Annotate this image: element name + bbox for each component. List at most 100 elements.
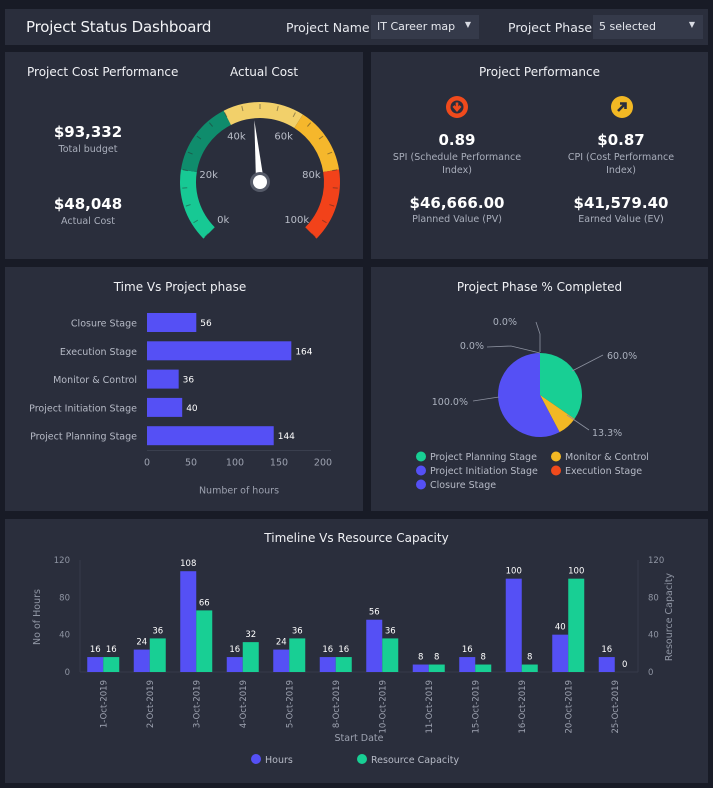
legend-label: Monitor & Control <box>565 452 649 463</box>
x-tick-label: 150 <box>270 458 288 469</box>
project-name-label: Project Name <box>286 20 370 35</box>
pie-leader-line <box>472 396 500 402</box>
project-name-dropdown[interactable]: IT Career map ▼ <box>371 15 479 39</box>
bar-value-label: 8 <box>527 653 532 663</box>
dashboard-title: Project Status Dashboard <box>26 18 212 36</box>
bar-value-label: 56 <box>369 608 380 618</box>
gauge-band <box>223 102 303 128</box>
gauge-title: Actual Cost <box>230 65 299 79</box>
bar-hours <box>133 649 150 672</box>
bar-value-label: 36 <box>152 626 163 636</box>
y-axis-title: No of Hours <box>32 589 43 645</box>
bar-value-label: 24 <box>276 638 287 648</box>
bar-hours <box>459 657 476 672</box>
bar-value-label: 16 <box>229 645 240 655</box>
earned-value: $41,579.40 <box>573 194 669 212</box>
total-budget-value: $93,332 <box>53 123 123 141</box>
bar-hours <box>505 578 522 672</box>
timeline-resource-chart: 0 040 4080 80120 120No of Hours Resource Capa… <box>32 556 675 766</box>
project-performance-title: Project Performance <box>479 65 600 79</box>
category-label: Project Initiation Stage <box>29 403 137 414</box>
gauge-tick-label: 0k <box>217 215 229 226</box>
bar-hours <box>226 657 243 672</box>
pie-value-label: 0.0% <box>460 341 484 352</box>
project-name-value: IT Career map <box>377 20 456 33</box>
project-phase-dropdown[interactable]: 5 selected ▼ <box>593 15 703 39</box>
bar-value-label: 8 <box>434 653 439 663</box>
bar-hours <box>319 657 336 672</box>
y2-tick-label: 0 <box>648 668 653 678</box>
x-axis-title: Number of hours <box>199 486 279 497</box>
legend-swatch <box>416 451 426 462</box>
arrow-down-icon <box>446 96 468 118</box>
gauge-tick-label: 100k <box>284 215 309 226</box>
gauge-tick-label: 40k <box>227 132 246 143</box>
cpi-label-line2: Index) <box>606 165 636 176</box>
phase-completed-chart: 60.0% 13.3% 100.0% 0.0% 0.0% Project Planning… <box>416 317 649 491</box>
chevron-down-icon: ▼ <box>464 20 471 29</box>
y-tick-label: 120 <box>54 556 70 566</box>
y-tick-label: 0 <box>65 668 70 678</box>
actual-cost-value: $48,048 <box>53 195 123 213</box>
bar <box>147 426 274 446</box>
y-tick-label: 80 <box>59 593 70 603</box>
x-tick-label: 8-Oct-2019 <box>332 680 342 728</box>
bar <box>147 369 179 389</box>
legend-label: Project Initiation Stage <box>430 466 538 477</box>
actual-cost-gauge: 0k 20k 40k 60k 80k 100k <box>180 102 340 239</box>
legend-label: Resource Capacity <box>371 755 459 766</box>
bar-value-label: 32 <box>245 630 256 640</box>
bar-value-label: 100 <box>506 567 522 577</box>
legend-swatch <box>416 479 426 490</box>
y2-tick-label: 80 <box>648 593 659 603</box>
x-tick-label: 3-Oct-2019 <box>192 680 202 728</box>
bar-value-label: 164 <box>295 347 312 357</box>
pie-value-label: 100.0% <box>432 397 468 408</box>
bar-value-label: 16 <box>90 645 101 655</box>
x-tick-label: 10-Oct-2019 <box>378 680 388 734</box>
gauge-tick-label: 20k <box>199 170 218 181</box>
x-tick-label: 50 <box>185 458 197 469</box>
bar-capacity <box>196 610 213 672</box>
bar <box>147 313 197 332</box>
timeline-resource-panel: Timeline Vs Resource Capacity 0 0 40 40 80 80… <box>5 519 708 783</box>
legend-label: Hours <box>265 755 293 766</box>
cost-performance-panel: Project Cost Performance Actual Cost $93… <box>5 52 363 259</box>
bar-capacity <box>289 638 306 672</box>
cpi-label-line1: CPI (Cost Performance <box>567 152 675 163</box>
pie-leader-line <box>486 345 541 354</box>
gauge-tick-label: 80k <box>302 170 321 181</box>
bar-hours <box>598 657 615 672</box>
x-tick-label: 15-Oct-2019 <box>471 680 481 734</box>
gauge-hub <box>253 175 267 189</box>
actual-cost-label: Actual Cost <box>61 216 115 227</box>
arrow-up-right-icon <box>611 96 633 118</box>
x-tick-label: 4-Oct-2019 <box>239 680 249 728</box>
category-label: Project Planning Stage <box>30 432 137 443</box>
x-tick-label: 11-Oct-2019 <box>425 680 435 734</box>
bar-hours <box>87 657 104 672</box>
cpi-label: CPI (Cost Performance Index) <box>541 151 701 177</box>
legend-swatch <box>251 754 261 764</box>
bar-hours <box>180 571 197 672</box>
x-tick-label: 2-Oct-2019 <box>146 680 156 728</box>
bar-capacity <box>103 657 120 672</box>
cost-performance-title: Project Cost Performance <box>27 65 179 79</box>
pie-value-label: 13.3% <box>592 428 622 439</box>
bar-value-label: 36 <box>292 626 303 636</box>
x-tick-label: 25-Oct-2019 <box>611 680 621 734</box>
chevron-down-icon: ▼ <box>688 20 695 29</box>
bar-value-label: 16 <box>106 645 117 655</box>
y-tick-label: 40 <box>59 631 70 641</box>
spi-label-line1: SPI (Schedule Performance <box>392 152 522 163</box>
bar-value-label: 66 <box>199 598 210 608</box>
bar-hours <box>552 634 569 672</box>
legend-swatch <box>416 465 426 476</box>
bar-hours <box>273 649 290 672</box>
bar-value-label: 0 <box>622 660 627 670</box>
pie-leader-line <box>571 354 604 372</box>
bar-value-label: 40 <box>555 623 566 633</box>
bar <box>147 397 183 417</box>
bar-capacity <box>242 642 259 672</box>
legend-label: Closure Stage <box>430 480 496 491</box>
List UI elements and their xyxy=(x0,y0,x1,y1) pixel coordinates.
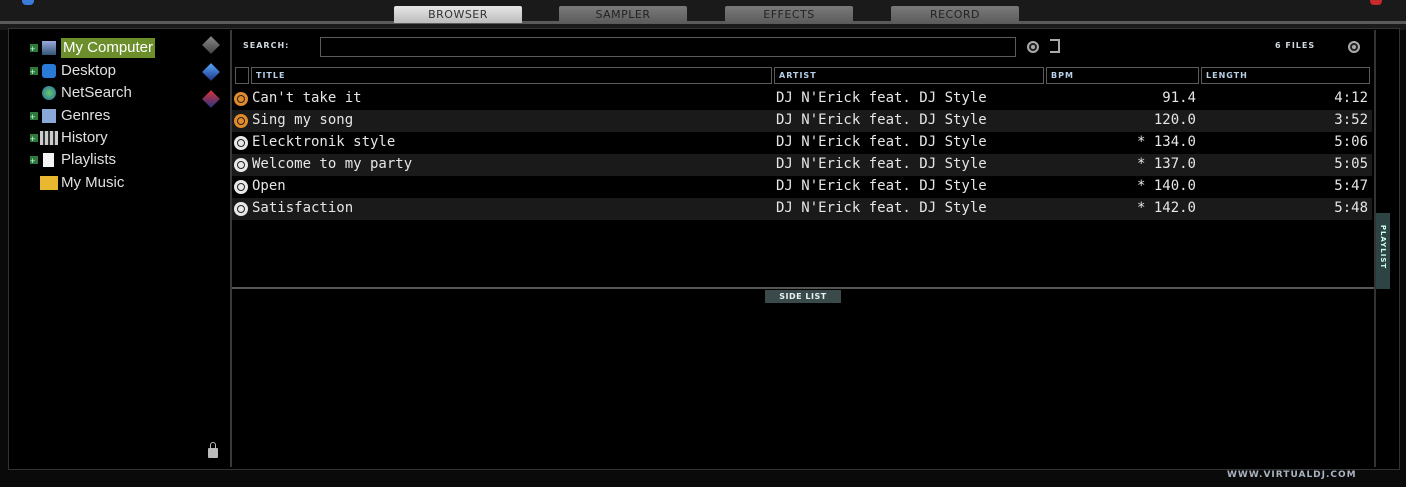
folder-icon xyxy=(40,176,58,190)
tab-browser[interactable]: BROWSER xyxy=(394,6,522,23)
tab-sampler[interactable]: SAMPLER xyxy=(559,6,687,23)
table-row[interactable]: Can't take it DJ N'Erick feat. DJ Style … xyxy=(232,88,1372,110)
track-length: 4:12 xyxy=(1334,90,1368,106)
track-bpm: 120.0 xyxy=(1153,112,1196,128)
track-artist: DJ N'Erick feat. DJ Style xyxy=(776,90,987,106)
track-artist: DJ N'Erick feat. DJ Style xyxy=(776,200,987,216)
expand-icon[interactable] xyxy=(30,129,38,149)
corner-red-indicator xyxy=(1370,0,1382,5)
track-bpm: * 134.0 xyxy=(1136,134,1196,150)
track-title: Sing my song xyxy=(252,112,354,128)
column-header-artist[interactable]: ARTIST xyxy=(774,67,1044,84)
table-row[interactable]: Satisfaction DJ N'Erick feat. DJ Style *… xyxy=(232,198,1372,220)
track-status-icon xyxy=(234,158,248,172)
track-title: Can't take it xyxy=(252,90,362,106)
track-bpm: 91.4 xyxy=(1162,90,1196,106)
select-all-checkbox[interactable] xyxy=(235,67,249,84)
genres-icon xyxy=(42,109,56,123)
track-title: Welcome to my party xyxy=(252,156,413,172)
sidebar-item-label: History xyxy=(61,129,108,146)
expand-icon[interactable] xyxy=(30,39,38,59)
files-options-icon[interactable] xyxy=(1348,41,1360,53)
track-artist: DJ N'Erick feat. DJ Style xyxy=(776,156,987,172)
track-artist: DJ N'Erick feat. DJ Style xyxy=(776,178,987,194)
tab-record[interactable]: RECORD xyxy=(891,6,1019,23)
playlist-tab[interactable]: PLAYLIST xyxy=(1376,213,1390,289)
table-row[interactable]: Sing my song DJ N'Erick feat. DJ Style 1… xyxy=(232,110,1372,132)
track-artist: DJ N'Erick feat. DJ Style xyxy=(776,134,987,150)
tab-bar-underline xyxy=(0,21,1406,24)
sidebar-item-label: My Computer xyxy=(61,38,156,58)
track-bpm: * 140.0 xyxy=(1136,178,1196,194)
track-artist: DJ N'Erick feat. DJ Style xyxy=(776,112,987,128)
track-length: 5:48 xyxy=(1334,200,1368,216)
track-status-icon xyxy=(234,180,248,194)
table-row[interactable]: Open DJ N'Erick feat. DJ Style * 140.0 5… xyxy=(232,176,1372,198)
desktop-icon xyxy=(42,64,56,78)
sidebar-item-label: Desktop xyxy=(61,62,117,79)
track-bpm: * 142.0 xyxy=(1136,200,1196,216)
refresh-icon[interactable] xyxy=(1050,39,1060,53)
track-length: 3:52 xyxy=(1334,112,1368,128)
expand-icon[interactable] xyxy=(30,62,38,82)
expand-icon[interactable] xyxy=(30,107,38,127)
sidebar-item-label: Playlists xyxy=(61,151,117,168)
playlist-icon xyxy=(43,153,54,167)
table-row[interactable]: Welcome to my party DJ N'Erick feat. DJ … xyxy=(232,154,1372,176)
track-title: Open xyxy=(252,178,286,194)
history-icon xyxy=(40,131,58,145)
track-bpm: * 137.0 xyxy=(1136,156,1196,172)
track-status-icon xyxy=(234,92,248,106)
corner-blue-indicator xyxy=(22,0,34,5)
track-status-icon xyxy=(234,114,248,128)
search-label: SEARCH: xyxy=(243,41,290,50)
track-title: Satisfaction xyxy=(252,200,354,216)
globe-icon xyxy=(42,86,56,100)
playlist-tab-label: PLAYLIST xyxy=(1379,224,1387,270)
search-options-icon[interactable] xyxy=(1027,41,1039,53)
track-status-icon xyxy=(234,202,248,216)
footer-url: WWW.VIRTUALDJ.COM xyxy=(1227,470,1357,480)
table-row[interactable]: Elecktronik style DJ N'Erick feat. DJ St… xyxy=(232,132,1372,154)
column-header-title[interactable]: TITLE xyxy=(251,67,772,84)
tab-effects[interactable]: EFFECTS xyxy=(725,6,853,23)
track-status-icon xyxy=(234,136,248,150)
side-list-button[interactable]: SIDE LIST xyxy=(765,290,841,303)
column-header-bpm[interactable]: BPM xyxy=(1046,67,1199,84)
sidebar-item-label: Genres xyxy=(61,107,111,124)
expand-icon[interactable] xyxy=(30,151,38,171)
track-length: 5:06 xyxy=(1334,134,1368,150)
column-header-length[interactable]: LENGTH xyxy=(1201,67,1370,84)
lock-icon[interactable] xyxy=(208,442,218,458)
sidebar-item-label: My Music xyxy=(61,174,125,191)
top-tab-bar xyxy=(0,0,1406,30)
files-count: 6 FILES xyxy=(1275,41,1316,50)
track-length: 5:05 xyxy=(1334,156,1368,172)
track-length: 5:47 xyxy=(1334,178,1368,194)
track-title: Elecktronik style xyxy=(252,134,396,150)
search-input[interactable] xyxy=(320,37,1016,57)
computer-icon xyxy=(42,41,56,55)
side-list-splitter[interactable] xyxy=(232,287,1376,289)
sidebar-item-label: NetSearch xyxy=(61,84,132,101)
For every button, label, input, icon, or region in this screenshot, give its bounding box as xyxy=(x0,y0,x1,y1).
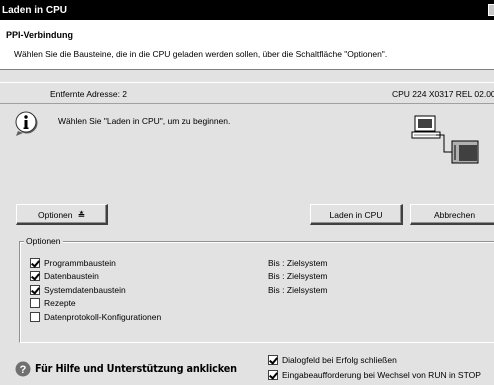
options-button-label: Optionen xyxy=(38,210,73,220)
option-programmbaustein[interactable]: Programmbaustein xyxy=(30,257,116,269)
option-target: Bis : Zielsystem xyxy=(268,271,328,281)
checkbox[interactable] xyxy=(30,257,40,268)
checkbox[interactable] xyxy=(30,284,40,295)
options-button[interactable]: Optionen ≛ xyxy=(16,204,108,225)
cancel-button[interactable]: Abbrechen xyxy=(410,204,494,225)
option-label: Rezepte xyxy=(44,297,76,308)
checkbox[interactable] xyxy=(30,297,40,308)
double-chevron-up-icon: ≛ xyxy=(77,210,85,220)
load-in-cpu-button[interactable]: Laden in CPU xyxy=(310,204,403,225)
remote-address: Entfernte Adresse: 2 xyxy=(50,89,128,99)
header-description: Wählen Sie die Bausteine, die in die CPU… xyxy=(14,49,388,59)
option-label: Programmbaustein xyxy=(44,257,116,268)
option-target: Bis : Zielsystem xyxy=(268,258,328,268)
close-button[interactable] xyxy=(488,4,494,16)
status-message: Wählen Sie "Laden in CPU", um zu beginne… xyxy=(58,116,231,126)
option-label: Datenprotokoll-Konfigurationen xyxy=(44,311,162,322)
pc-to-plc-connection-icon xyxy=(411,115,479,164)
window-titlebar: Laden in CPU xyxy=(0,0,494,20)
option-label: Systemdatenbaustein xyxy=(44,284,126,295)
option-target: Bis : Zielsystem xyxy=(268,285,328,295)
option-datenbaustein[interactable]: Datenbaustein xyxy=(30,270,99,282)
option-rezepte[interactable]: Rezepte xyxy=(30,297,76,309)
header-title: PPI-Verbindung xyxy=(6,30,74,40)
window-title: Laden in CPU xyxy=(2,5,68,16)
option-label: Dialogfeld bei Erfolg schließen xyxy=(282,354,397,365)
prompt-run-stop-option[interactable]: Eingabeaufforderung bei Wechsel von RUN … xyxy=(268,369,481,380)
options-group-legend: Optionen xyxy=(24,236,63,246)
option-label: Datenbaustein xyxy=(44,270,99,281)
close-on-success-option[interactable]: Dialogfeld bei Erfolg schließen xyxy=(268,354,397,365)
connection-info-bar: Entfernte Adresse: 2 CPU 224 X0317 REL 0… xyxy=(0,82,494,104)
dialog-header: PPI-Verbindung Wählen Sie die Bausteine,… xyxy=(0,20,494,70)
checkbox[interactable] xyxy=(268,369,278,380)
cpu-info: CPU 224 X0317 REL 02.00 xyxy=(392,89,494,99)
option-label: Eingabeaufforderung bei Wechsel von RUN … xyxy=(282,369,481,380)
svg-text:?: ? xyxy=(20,364,27,376)
option-datenprotokoll[interactable]: Datenprotokoll-Konfigurationen xyxy=(30,311,161,323)
checkbox[interactable] xyxy=(30,270,40,281)
option-systemdatenbaustein[interactable]: Systemdatenbaustein xyxy=(30,284,126,296)
info-icon xyxy=(15,111,38,136)
help-link[interactable]: Für Hilfe und Unterstützung anklicken xyxy=(35,362,237,375)
help-icon[interactable]: ? xyxy=(15,361,31,377)
checkbox[interactable] xyxy=(268,354,278,365)
checkbox[interactable] xyxy=(30,311,40,322)
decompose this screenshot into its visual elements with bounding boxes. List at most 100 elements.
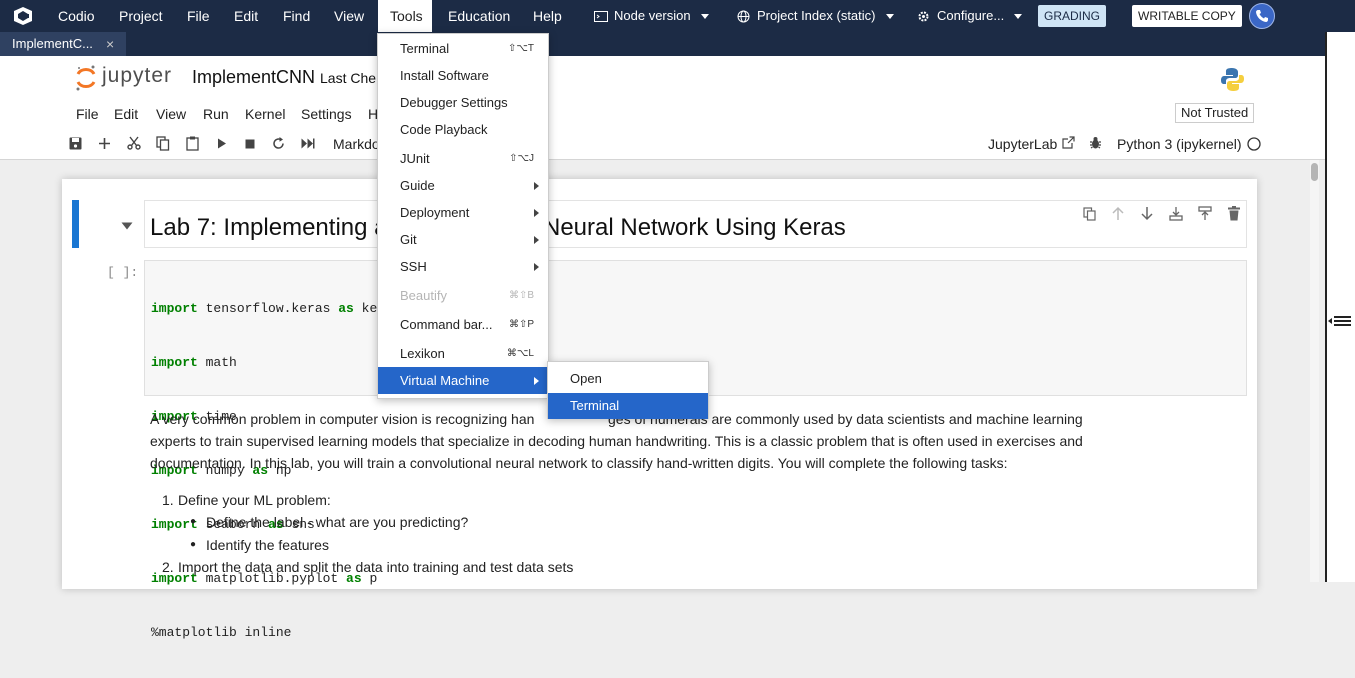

■ **Task description**
Please reproduce the records between the lines holding "options-button-label: Optionen xyxy=(38,210,73,220)" and "close-on-success-option[interactable]: Dialogfeld bei", inclusive, and nothing else.

■ **Response**
options-button-label: Optionen xyxy=(38,210,73,220)
option-programmbaustein[interactable]: Programmbaustein xyxy=(30,257,116,269)
option-target: Bis : Zielsystem xyxy=(268,271,328,281)
checkbox[interactable] xyxy=(30,257,40,268)
checkbox[interactable] xyxy=(30,284,40,295)
options-button[interactable]: Optionen ≛ xyxy=(16,204,108,225)
cancel-button[interactable]: Abbrechen xyxy=(410,204,494,225)
option-label: Rezepte xyxy=(44,297,76,308)
checkbox[interactable] xyxy=(30,297,40,308)
double-chevron-up-icon: ≛ xyxy=(77,210,85,220)
load-in-cpu-button[interactable]: Laden in CPU xyxy=(310,204,403,225)
remote-address: Entfernte Adresse: 2 xyxy=(50,89,128,99)
header-description: Wählen Sie die Bausteine, die in die CPU… xyxy=(14,49,388,59)
option-label: Programmbaustein xyxy=(44,257,116,268)
option-target: Bis : Zielsystem xyxy=(268,258,328,268)
close-button[interactable] xyxy=(488,4,494,16)
status-message: Wählen Sie "Laden in CPU", um zu beginne… xyxy=(58,116,231,126)
option-label: Datenprotokoll-Konfigurationen xyxy=(44,311,162,322)
pc-to-plc-connection-icon xyxy=(411,115,479,164)
window-titlebar: Laden in CPU xyxy=(0,0,494,20)
option-label: Systemdatenbaustein xyxy=(44,284,126,295)
option-target: Bis : Zielsystem xyxy=(268,285,328,295)
option-datenbaustein[interactable]: Datenbaustein xyxy=(30,270,99,282)
option-rezepte[interactable]: Rezepte xyxy=(30,297,76,309)
header-title: PPI-Verbindung xyxy=(6,30,74,40)
window-title: Laden in CPU xyxy=(2,5,68,16)
option-label: Dialogfeld bei Erfolg schließen xyxy=(282,354,397,365)
prompt-run-stop-option[interactable]: Eingabeaufforderung bei Wechsel von RUN … xyxy=(268,369,481,380)
options-group-legend: Optionen xyxy=(24,236,63,246)
option-label: Datenbaustein xyxy=(44,270,99,281)
close-on-success-option[interactable]: Dialogfeld bei Erfolg schließen xyxy=(268,354,397,365)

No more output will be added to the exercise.